Stored records:
:::::

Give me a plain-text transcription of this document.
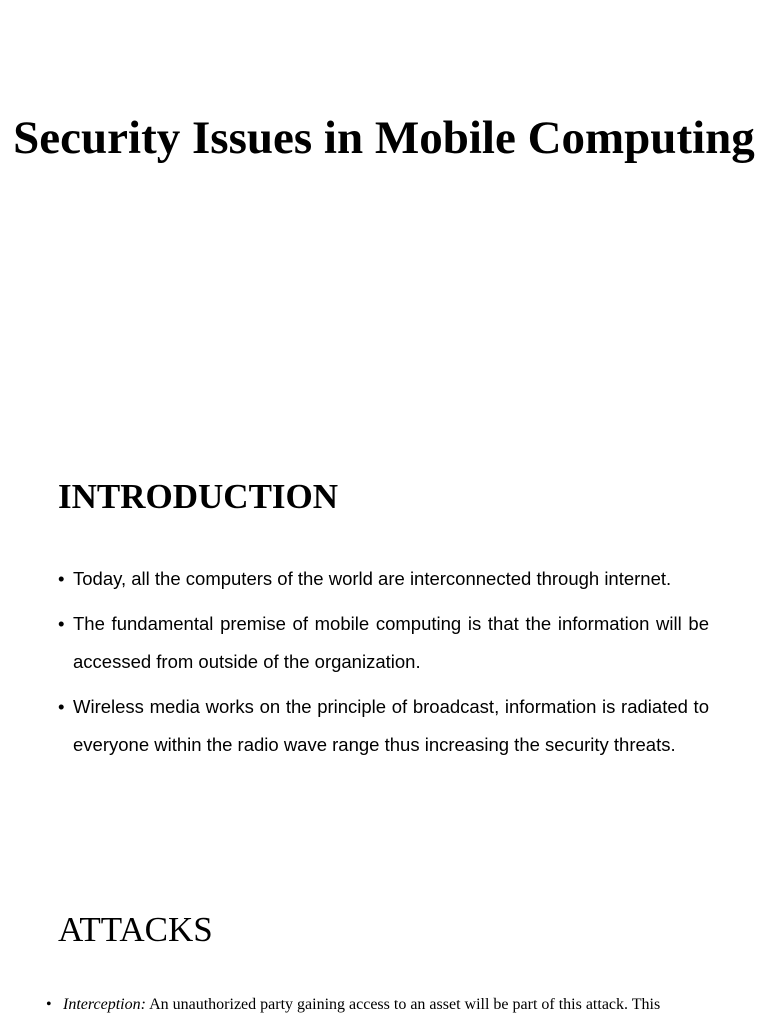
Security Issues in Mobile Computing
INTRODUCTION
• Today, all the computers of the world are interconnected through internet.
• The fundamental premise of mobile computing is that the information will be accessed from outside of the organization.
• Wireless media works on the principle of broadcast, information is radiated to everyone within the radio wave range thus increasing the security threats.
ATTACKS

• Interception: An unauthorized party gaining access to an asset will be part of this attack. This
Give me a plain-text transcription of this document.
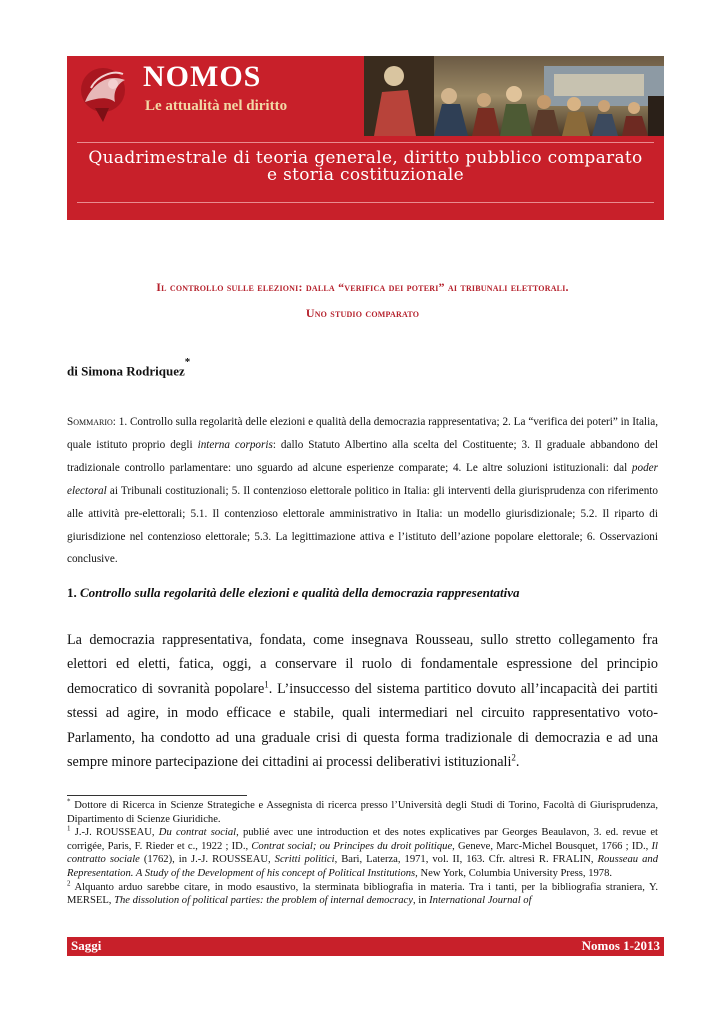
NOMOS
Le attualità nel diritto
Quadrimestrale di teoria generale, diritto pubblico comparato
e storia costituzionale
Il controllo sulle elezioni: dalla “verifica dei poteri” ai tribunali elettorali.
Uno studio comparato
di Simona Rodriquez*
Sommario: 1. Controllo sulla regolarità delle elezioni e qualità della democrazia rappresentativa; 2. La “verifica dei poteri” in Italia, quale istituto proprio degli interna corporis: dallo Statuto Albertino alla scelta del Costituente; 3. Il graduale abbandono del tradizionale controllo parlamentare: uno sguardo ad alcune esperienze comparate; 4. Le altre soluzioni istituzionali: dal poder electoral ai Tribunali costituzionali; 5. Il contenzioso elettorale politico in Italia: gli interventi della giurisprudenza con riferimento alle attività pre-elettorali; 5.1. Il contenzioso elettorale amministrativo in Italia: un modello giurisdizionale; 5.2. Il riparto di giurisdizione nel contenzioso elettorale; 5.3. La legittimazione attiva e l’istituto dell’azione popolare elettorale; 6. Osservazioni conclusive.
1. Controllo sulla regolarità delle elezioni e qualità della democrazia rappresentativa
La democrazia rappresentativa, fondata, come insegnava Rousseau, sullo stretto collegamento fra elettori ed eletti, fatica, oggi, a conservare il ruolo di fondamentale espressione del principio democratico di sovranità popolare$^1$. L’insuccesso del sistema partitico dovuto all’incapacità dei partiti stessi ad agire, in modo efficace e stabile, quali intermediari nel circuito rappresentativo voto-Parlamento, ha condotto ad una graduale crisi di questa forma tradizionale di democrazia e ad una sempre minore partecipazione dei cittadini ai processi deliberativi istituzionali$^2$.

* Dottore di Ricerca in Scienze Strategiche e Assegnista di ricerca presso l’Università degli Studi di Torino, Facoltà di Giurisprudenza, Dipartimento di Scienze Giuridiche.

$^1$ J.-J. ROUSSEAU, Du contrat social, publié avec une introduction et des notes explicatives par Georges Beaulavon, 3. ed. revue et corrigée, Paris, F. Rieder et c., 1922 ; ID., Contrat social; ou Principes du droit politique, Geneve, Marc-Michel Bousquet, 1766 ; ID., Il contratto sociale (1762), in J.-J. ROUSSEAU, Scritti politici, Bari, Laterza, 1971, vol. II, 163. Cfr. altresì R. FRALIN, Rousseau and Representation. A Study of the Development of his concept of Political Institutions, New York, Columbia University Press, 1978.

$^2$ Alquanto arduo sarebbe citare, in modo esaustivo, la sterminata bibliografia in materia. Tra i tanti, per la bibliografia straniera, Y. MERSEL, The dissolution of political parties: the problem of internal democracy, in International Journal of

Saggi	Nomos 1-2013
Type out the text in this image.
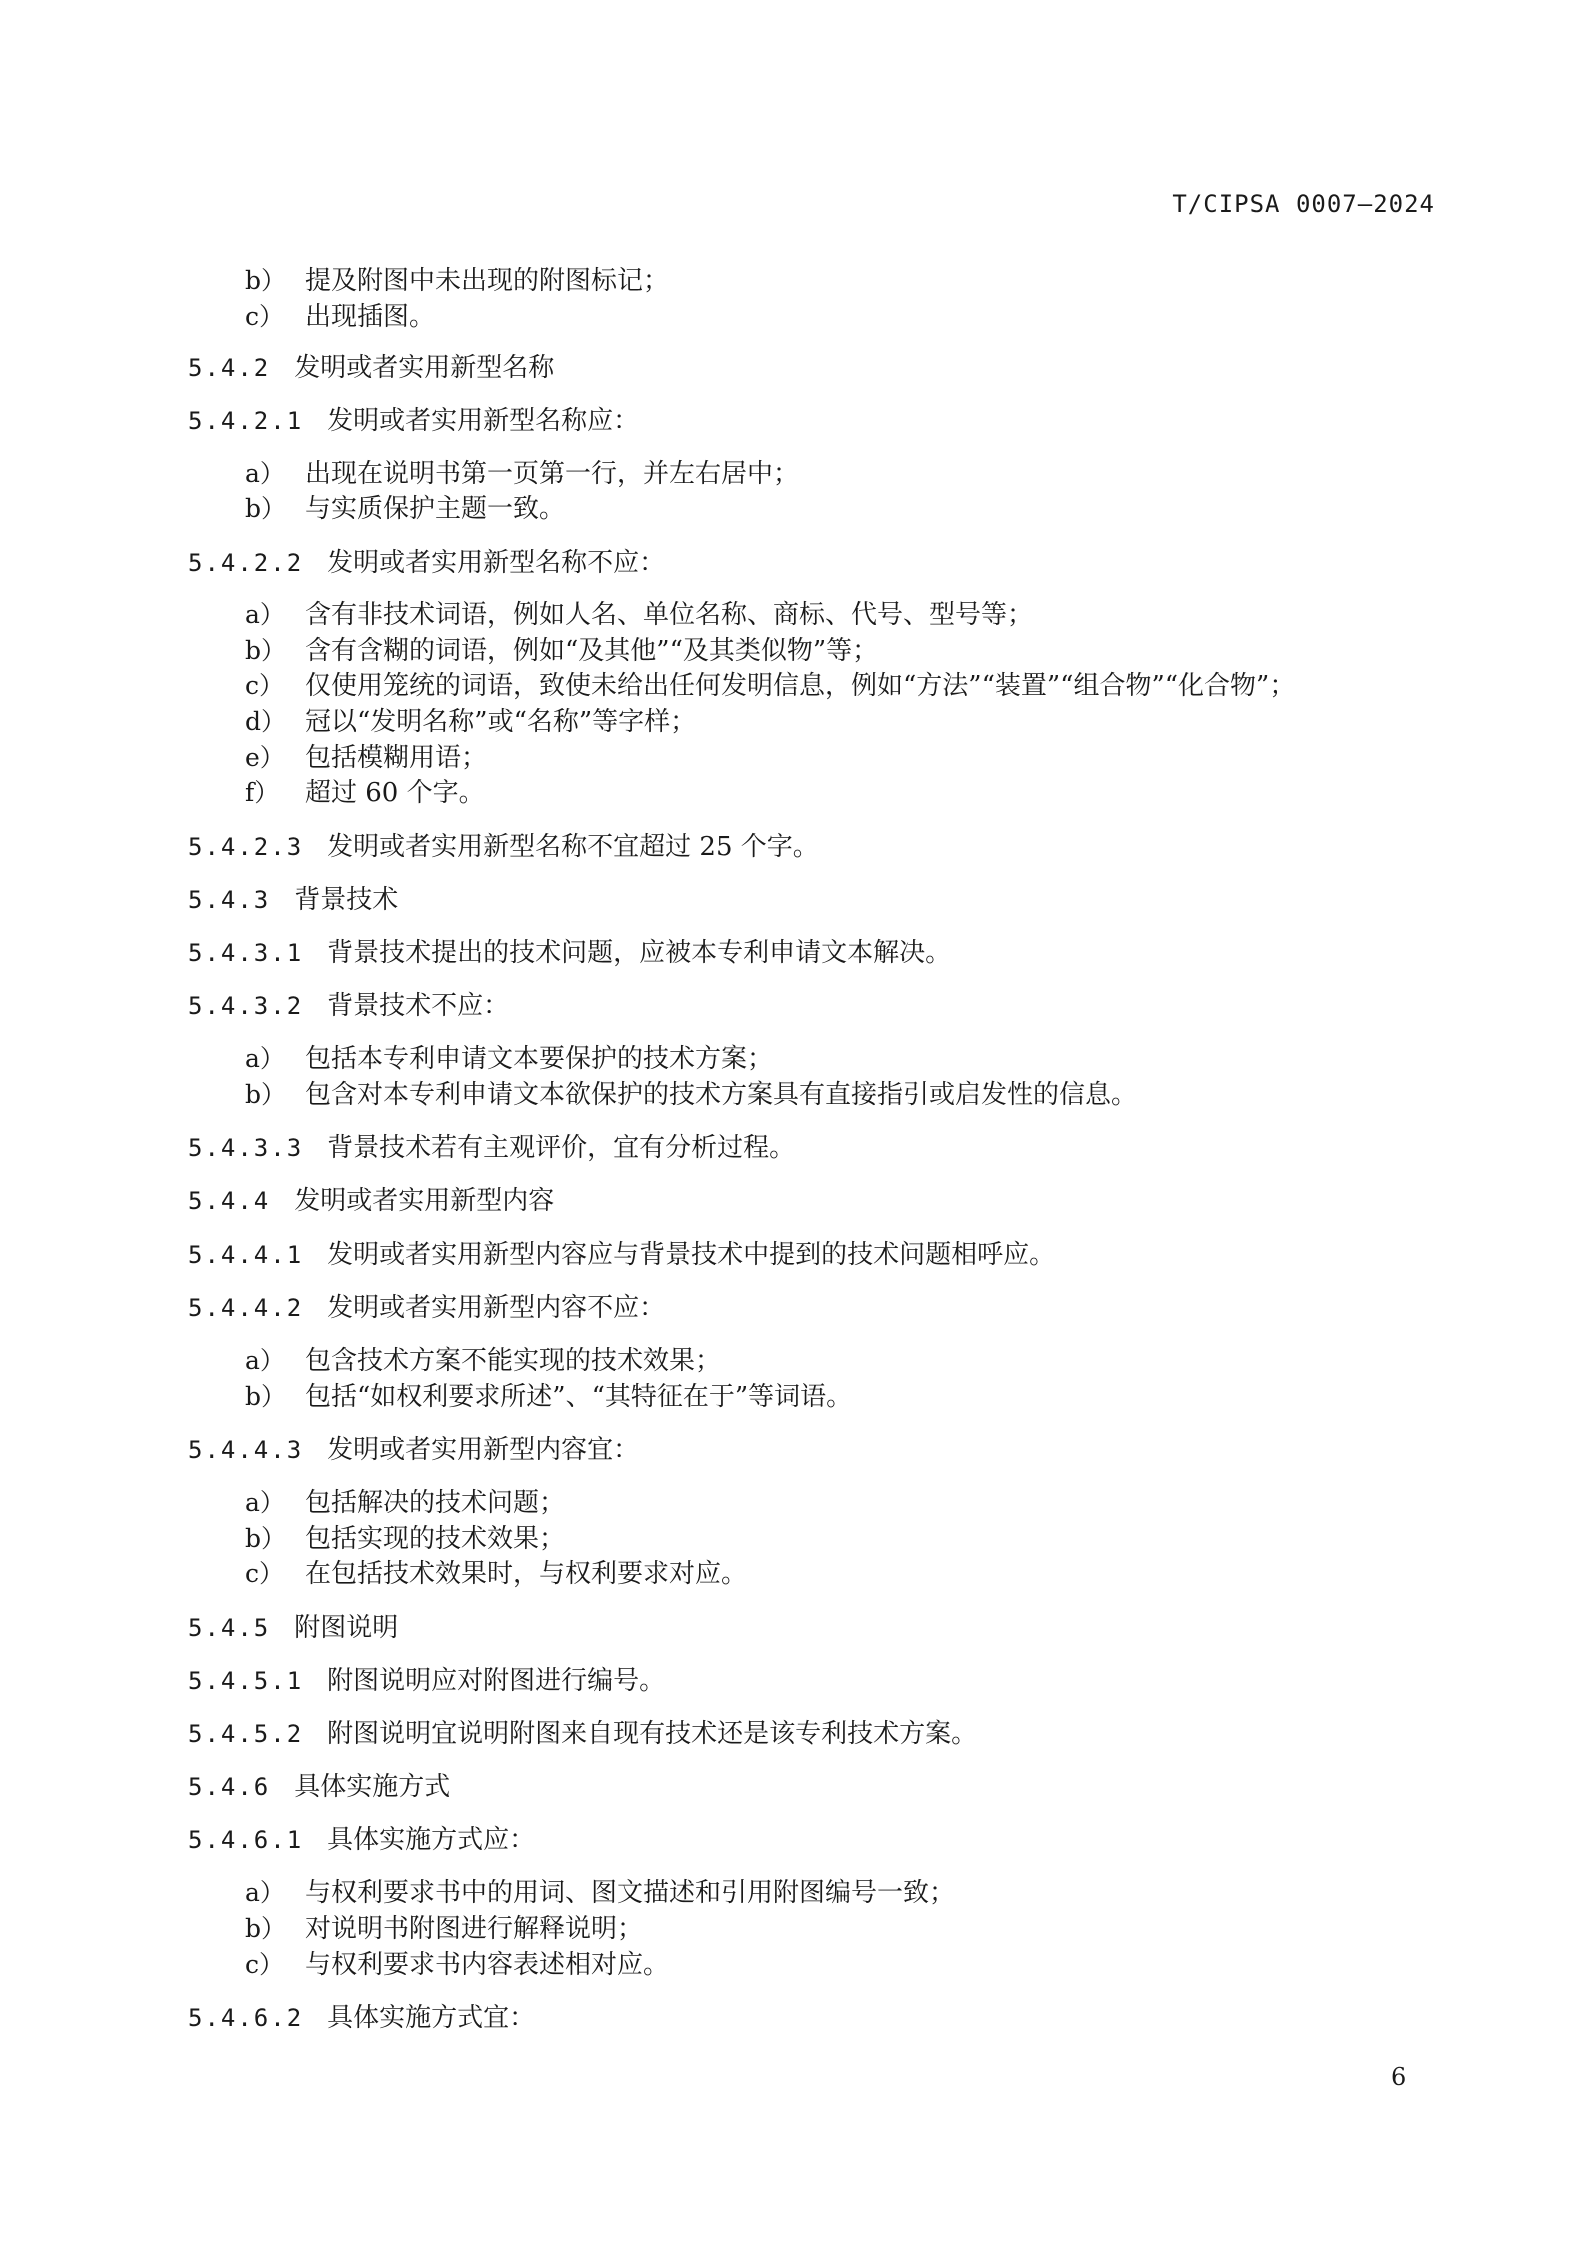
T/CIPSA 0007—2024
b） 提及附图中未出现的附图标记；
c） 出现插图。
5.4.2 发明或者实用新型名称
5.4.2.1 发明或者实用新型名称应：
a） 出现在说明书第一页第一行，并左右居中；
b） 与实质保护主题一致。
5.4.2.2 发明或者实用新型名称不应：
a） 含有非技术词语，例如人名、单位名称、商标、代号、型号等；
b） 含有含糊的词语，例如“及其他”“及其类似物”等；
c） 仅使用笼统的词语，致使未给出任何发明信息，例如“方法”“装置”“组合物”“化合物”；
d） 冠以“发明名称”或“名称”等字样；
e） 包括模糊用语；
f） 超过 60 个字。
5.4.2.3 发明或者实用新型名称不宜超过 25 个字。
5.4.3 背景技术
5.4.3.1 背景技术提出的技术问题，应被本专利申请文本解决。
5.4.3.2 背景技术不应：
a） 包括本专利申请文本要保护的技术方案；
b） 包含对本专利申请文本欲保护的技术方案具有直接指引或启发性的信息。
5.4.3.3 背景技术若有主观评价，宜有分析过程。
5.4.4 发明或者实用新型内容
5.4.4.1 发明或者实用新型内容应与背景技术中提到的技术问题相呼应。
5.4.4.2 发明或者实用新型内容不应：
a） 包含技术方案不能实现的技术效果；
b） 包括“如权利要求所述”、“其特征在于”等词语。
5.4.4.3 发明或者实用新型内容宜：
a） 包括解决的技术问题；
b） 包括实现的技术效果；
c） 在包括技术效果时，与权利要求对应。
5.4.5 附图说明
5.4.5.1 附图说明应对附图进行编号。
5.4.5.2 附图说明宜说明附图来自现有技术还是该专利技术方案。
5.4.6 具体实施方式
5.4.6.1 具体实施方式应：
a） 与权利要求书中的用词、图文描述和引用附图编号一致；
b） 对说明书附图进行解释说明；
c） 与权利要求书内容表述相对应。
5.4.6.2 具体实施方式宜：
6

:::::

Instructions to follow: Your copy should match the records word for word, with the pictures removed.

Solution for this exercise:
Give me a plain-text transcription of this document.
Security Issues in Mobile Computing
INTRODUCTION
• Today, all the computers of the world are interconnected through internet.
• The fundamental premise of mobile computing is that the information will be accessed from outside of the organization.
• Wireless media works on the principle of broadcast, information is radiated to everyone within the radio wave range thus increasing the security threats.
ATTACKS

• Interception: An unauthorized party gaining access to an asset will be part of this attack. This
Give me a plain-text transcription of this document.
NOMOS
Le attualità nel diritto
Quadrimestrale di teoria generale, diritto pubblico comparato
e storia costituzionale
Il controllo sulle elezioni: dalla “verifica dei poteri” ai tribunali elettorali.
Uno studio comparato
di Simona Rodriquez*
Sommario: 1. Controllo sulla regolarità delle elezioni e qualità della democrazia rappresentativa; 2. La “verifica dei poteri” in Italia, quale istituto proprio degli interna corporis: dallo Statuto Albertino alla scelta del Costituente; 3. Il graduale abbandono del tradizionale controllo parlamentare: uno sguardo ad alcune esperienze comparate; 4. Le altre soluzioni istituzionali: dal poder electoral ai Tribunali costituzionali; 5. Il contenzioso elettorale politico in Italia: gli interventi della giurisprudenza con riferimento alle attività pre-elettorali; 5.1. Il contenzioso elettorale amministrativo in Italia: un modello giurisdizionale; 5.2. Il riparto di giurisdizione nel contenzioso elettorale; 5.3. La legittimazione attiva e l’istituto dell’azione popolare elettorale; 6. Osservazioni conclusive.
1. Controllo sulla regolarità delle elezioni e qualità della democrazia rappresentativa
La democrazia rappresentativa, fondata, come insegnava Rousseau, sullo stretto collegamento fra elettori ed eletti, fatica, oggi, a conservare il ruolo di fondamentale espressione del principio democratico di sovranità popolare$^1$. L’insuccesso del sistema partitico dovuto all’incapacità dei partiti stessi ad agire, in modo efficace e stabile, quali intermediari nel circuito rappresentativo voto-Parlamento, ha condotto ad una graduale crisi di questa forma tradizionale di democrazia e ad una sempre minore partecipazione dei cittadini ai processi deliberativi istituzionali$^2$.

* Dottore di Ricerca in Scienze Strategiche e Assegnista di ricerca presso l’Università degli Studi di Torino, Facoltà di Giurisprudenza, Dipartimento di Scienze Giuridiche.

$^1$ J.-J. ROUSSEAU, Du contrat social, publié avec une introduction et des notes explicatives par Georges Beaulavon, 3. ed. revue et corrigée, Paris, F. Rieder et c., 1922 ; ID., Contrat social; ou Principes du droit politique, Geneve, Marc-Michel Bousquet, 1766 ; ID., Il contratto sociale (1762), in J.-J. ROUSSEAU, Scritti politici, Bari, Laterza, 1971, vol. II, 163. Cfr. altresì R. FRALIN, Rousseau and Representation. A Study of the Development of his concept of Political Institutions, New York, Columbia University Press, 1978.

$^2$ Alquanto arduo sarebbe citare, in modo esaustivo, la sterminata bibliografia in materia. Tra i tanti, per la bibliografia straniera, Y. MERSEL, The dissolution of political parties: the problem of internal democracy, in International Journal of

Saggi	Nomos 1-2013
Type out the text in this image.
T/CIPSA 0007—2024
b） 提及附图中未出现的附图标记；
c） 出现插图。
5.4.2 发明或者实用新型名称
5.4.2.1 发明或者实用新型名称应：
a） 出现在说明书第一页第一行，并左右居中；
b） 与实质保护主题一致。
5.4.2.2 发明或者实用新型名称不应：
a） 含有非技术词语，例如人名、单位名称、商标、代号、型号等；
b） 含有含糊的词语，例如“及其他”“及其类似物”等；
c） 仅使用笼统的词语，致使未给出任何发明信息，例如“方法”“装置”“组合物”“化合物”；
d） 冠以“发明名称”或“名称”等字样；
e） 包括模糊用语；
f） 超过 60 个字。
5.4.2.3 发明或者实用新型名称不宜超过 25 个字。
5.4.3 背景技术
5.4.3.1 背景技术提出的技术问题，应被本专利申请文本解决。
5.4.3.2 背景技术不应：
a） 包括本专利申请文本要保护的技术方案；
b） 包含对本专利申请文本欲保护的技术方案具有直接指引或启发性的信息。
5.4.3.3 背景技术若有主观评价，宜有分析过程。
5.4.4 发明或者实用新型内容
5.4.4.1 发明或者实用新型内容应与背景技术中提到的技术问题相呼应。
5.4.4.2 发明或者实用新型内容不应：
a） 包含技术方案不能实现的技术效果；
b） 包括“如权利要求所述”、“其特征在于”等词语。
5.4.4.3 发明或者实用新型内容宜：
a） 包括解决的技术问题；
b） 包括实现的技术效果；
c） 在包括技术效果时，与权利要求对应。
5.4.5 附图说明
5.4.5.1 附图说明应对附图进行编号。
5.4.5.2 附图说明宜说明附图来自现有技术还是该专利技术方案。
5.4.6 具体实施方式
5.4.6.1 具体实施方式应：
a） 与权利要求书中的用词、图文描述和引用附图编号一致；
b） 对说明书附图进行解释说明；
c） 与权利要求书内容表述相对应。
5.4.6.2 具体实施方式宜：
6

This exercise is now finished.